Print the entries verbatim, leaving out the images they contain.

-- begin Material to process --

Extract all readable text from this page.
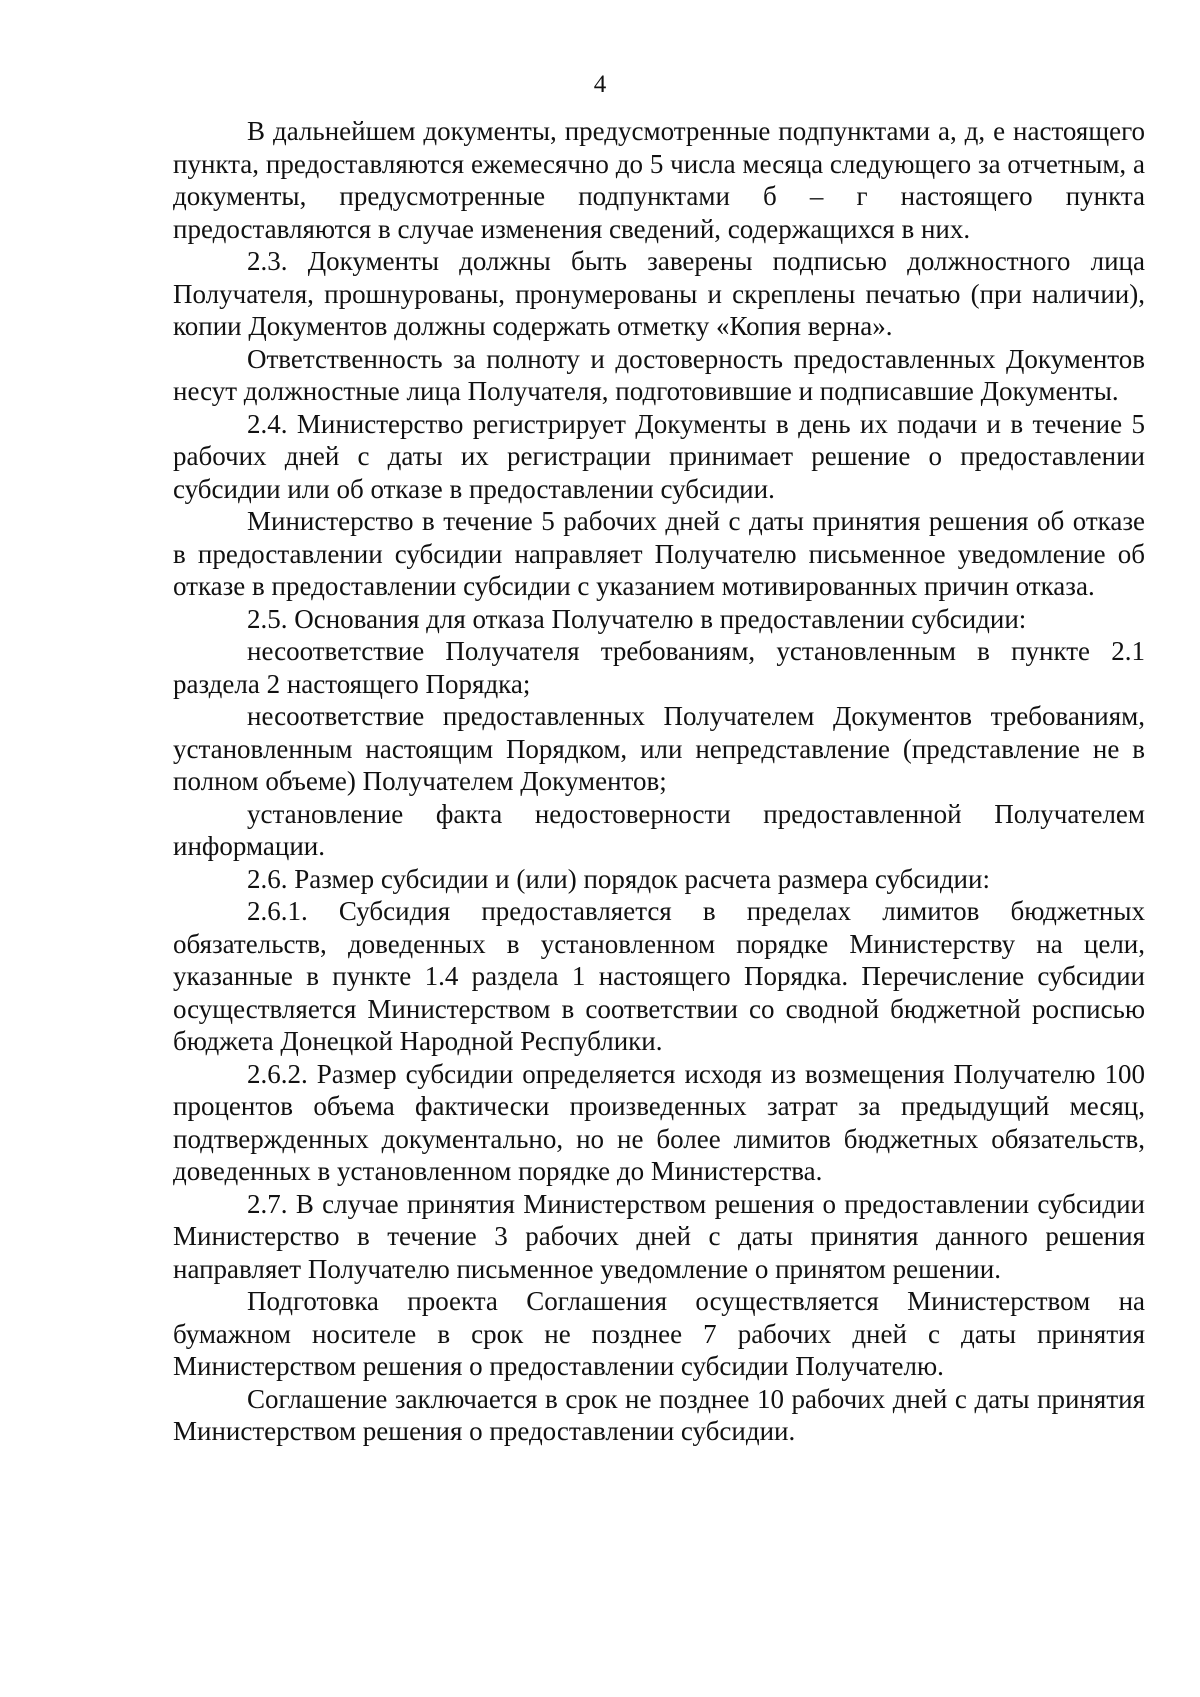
4

В дальнейшем документы, предусмотренные подпунктами а, д, е настоящего пункта, предоставляются ежемесячно до 5 числа месяца следующего за отчетным, а документы, предусмотренные подпунктами б – г настоящего пункта предоставляются в случае изменения сведений, содержащихся в них.

2.3. Документы должны быть заверены подписью должностного лица Получателя, прошнурованы, пронумерованы и скреплены печатью (при наличии), копии Документов должны содержать отметку «Копия верна».

Ответственность за полноту и достоверность предоставленных Документов несут должностные лица Получателя, подготовившие и подписавшие Документы.

2.4. Министерство регистрирует Документы в день их подачи и в течение 5 рабочих дней с даты их регистрации принимает решение о предоставлении субсидии или об отказе в предоставлении субсидии.

Министерство в течение 5 рабочих дней с даты принятия решения об отказе в предоставлении субсидии направляет Получателю письменное уведомление об отказе в предоставлении субсидии с указанием мотивированных причин отказа.

2.5. Основания для отказа Получателю в предоставлении субсидии:

несоответствие Получателя требованиям, установленным в пункте 2.1 раздела 2 настоящего Порядка;

несоответствие предоставленных Получателем Документов требованиям, установленным настоящим Порядком, или непредставление (представление не в полном объеме) Получателем Документов;

установление факта недостоверности предоставленной Получателем информации.

2.6. Размер субсидии и (или) порядок расчета размера субсидии:

2.6.1. Субсидия предоставляется в пределах лимитов бюджетных обязательств, доведенных в установленном порядке Министерству на цели, указанные в пункте 1.4 раздела 1 настоящего Порядка. Перечисление субсидии осуществляется Министерством в соответствии со сводной бюджетной росписью бюджета Донецкой Народной Республики.

2.6.2. Размер субсидии определяется исходя из возмещения Получателю 100 процентов объема фактически произведенных затрат за предыдущий месяц, подтвержденных документально, но не более лимитов бюджетных обязательств, доведенных в установленном порядке до Министерства.

2.7. В случае принятия Министерством решения о предоставлении субсидии Министерство в течение 3 рабочих дней с даты принятия данного решения направляет Получателю письменное уведомление о принятом решении.

Подготовка проекта Соглашения осуществляется Министерством на бумажном носителе в срок не позднее 7 рабочих дней с даты принятия Министерством решения о предоставлении субсидии Получателю.

Соглашение заключается в срок не позднее 10 рабочих дней с даты принятия Министерством решения о предоставлении субсидии.
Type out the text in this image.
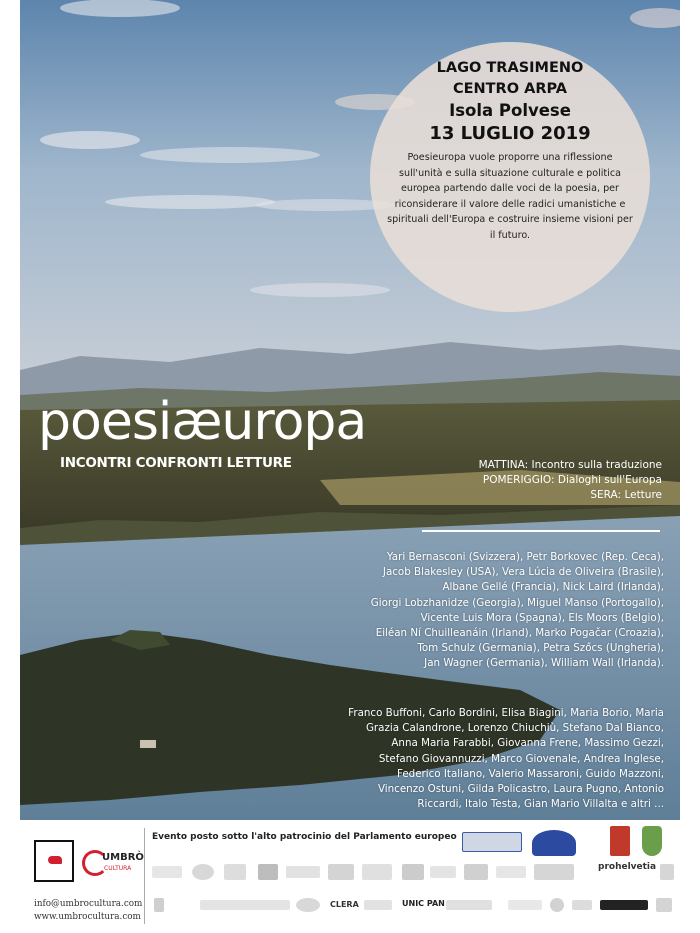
LAGO TRASIMENO
CENTRO ARPA
Isola Polvese
13 LUGLIO 2019
Poesieuropa vuole proporre una riflessione sull'unità e sulla situazione culturale e politica europea partendo dalle voci de la poesia, per riconsiderare il valore delle radici umanistiche e spirituali dell'Europa e costruire insieme visioni per il futuro.
poesiæuropa
INCONTRI CONFRONTI LETTURE	MATTINA: Incontro sulla traduzione
POMERIGGIO: Dialoghi sull'Europa
SERA: Letture
Yari Bernasconi (Svizzera), Petr Borkovec (Rep. Ceca),
Jacob Blakesley (USA), Vera Lúcia de Oliveira (Brasile),
Albane Gellé (Francia), Nick Laird (Irlanda),
Giorgi Lobzhanidze (Georgia), Miguel Manso (Portogallo),
Vicente Luis Mora (Spagna), Els Moors (Belgio),
Eiléan Ní Chuilleanáin (Irland), Marko Pogačar (Croazia),
Tom Schulz (Germania), Petra Szőcs (Ungheria),
Jan Wagner (Germania), William Wall (Irlanda).
Franco Buffoni, Carlo Bordini, Elisa Biagini, Maria Borio, Maria
Grazia Calandrone, Lorenzo Chiuchiù, Stefano Dal Bianco,
Anna Maria Farabbi, Giovanna Frene, Massimo Gezzi,
Stefano Giovannuzzi, Marco Giovenale, Andrea Inglese,
Federico Italiano, Valerio Massaroni, Guido Mazzoni,
Vincenzo Ostuni, Gilda Policastro, Laura Pugno, Antonio
Riccardi, Italo Testa, Gian Mario Villalta e altri ...
UMBRÒ
CULTURA
info@umbrocultura.com
www.umbrocultura.com
Evento posto sotto l'alto patrocinio del Parlamento europeo
prohelvetia
CLERA	UNIC PAN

-- end Material to process --

### The solution:
Extract all readable text from this page.
4

В дальнейшем документы, предусмотренные подпунктами а, д, е настоящего пункта, предоставляются ежемесячно до 5 числа месяца следующего за отчетным, а документы, предусмотренные подпунктами б – г настоящего пункта предоставляются в случае изменения сведений, содержащихся в них.

2.3. Документы должны быть заверены подписью должностного лица Получателя, прошнурованы, пронумерованы и скреплены печатью (при наличии), копии Документов должны содержать отметку «Копия верна».

Ответственность за полноту и достоверность предоставленных Документов несут должностные лица Получателя, подготовившие и подписавшие Документы.

2.4. Министерство регистрирует Документы в день их подачи и в течение 5 рабочих дней с даты их регистрации принимает решение о предоставлении субсидии или об отказе в предоставлении субсидии.

Министерство в течение 5 рабочих дней с даты принятия решения об отказе в предоставлении субсидии направляет Получателю письменное уведомление об отказе в предоставлении субсидии с указанием мотивированных причин отказа.

2.5. Основания для отказа Получателю в предоставлении субсидии:

несоответствие Получателя требованиям, установленным в пункте 2.1 раздела 2 настоящего Порядка;

несоответствие предоставленных Получателем Документов требованиям, установленным настоящим Порядком, или непредставление (представление не в полном объеме) Получателем Документов;

установление факта недостоверности предоставленной Получателем информации.

2.6. Размер субсидии и (или) порядок расчета размера субсидии:

2.6.1. Субсидия предоставляется в пределах лимитов бюджетных обязательств, доведенных в установленном порядке Министерству на цели, указанные в пункте 1.4 раздела 1 настоящего Порядка. Перечисление субсидии осуществляется Министерством в соответствии со сводной бюджетной росписью бюджета Донецкой Народной Республики.

2.6.2. Размер субсидии определяется исходя из возмещения Получателю 100 процентов объема фактически произведенных затрат за предыдущий месяц, подтвержденных документально, но не более лимитов бюджетных обязательств, доведенных в установленном порядке до Министерства.

2.7. В случае принятия Министерством решения о предоставлении субсидии Министерство в течение 3 рабочих дней с даты принятия данного решения направляет Получателю письменное уведомление о принятом решении.

Подготовка проекта Соглашения осуществляется Министерством на бумажном носителе в срок не позднее 7 рабочих дней с даты принятия Министерством решения о предоставлении субсидии Получателю.

Соглашение заключается в срок не позднее 10 рабочих дней с даты принятия Министерством решения о предоставлении субсидии.
Type out the text in this image.
LAGO TRASIMENO
CENTRO ARPA
Isola Polvese
13 LUGLIO 2019
Poesieuropa vuole proporre una riflessione sull'unità e sulla situazione culturale e politica europea partendo dalle voci de la poesia, per riconsiderare il valore delle radici umanistiche e spirituali dell'Europa e costruire insieme visioni per il futuro.
poesiæuropa
INCONTRI CONFRONTI LETTURE	MATTINA: Incontro sulla traduzione
POMERIGGIO: Dialoghi sull'Europa
SERA: Letture
Yari Bernasconi (Svizzera), Petr Borkovec (Rep. Ceca),
Jacob Blakesley (USA), Vera Lúcia de Oliveira (Brasile),
Albane Gellé (Francia), Nick Laird (Irlanda),
Giorgi Lobzhanidze (Georgia), Miguel Manso (Portogallo),
Vicente Luis Mora (Spagna), Els Moors (Belgio),
Eiléan Ní Chuilleanáin (Irland), Marko Pogačar (Croazia),
Tom Schulz (Germania), Petra Szőcs (Ungheria),
Jan Wagner (Germania), William Wall (Irlanda).
Franco Buffoni, Carlo Bordini, Elisa Biagini, Maria Borio, Maria
Grazia Calandrone, Lorenzo Chiuchiù, Stefano Dal Bianco,
Anna Maria Farabbi, Giovanna Frene, Massimo Gezzi,
Stefano Giovannuzzi, Marco Giovenale, Andrea Inglese,
Federico Italiano, Valerio Massaroni, Guido Mazzoni,
Vincenzo Ostuni, Gilda Policastro, Laura Pugno, Antonio
Riccardi, Italo Testa, Gian Mario Villalta e altri ...
UMBRÒ
CULTURA
info@umbrocultura.com
www.umbrocultura.com
Evento posto sotto l'alto patrocinio del Parlamento europeo
prohelvetia
CLERA	UNIC PAN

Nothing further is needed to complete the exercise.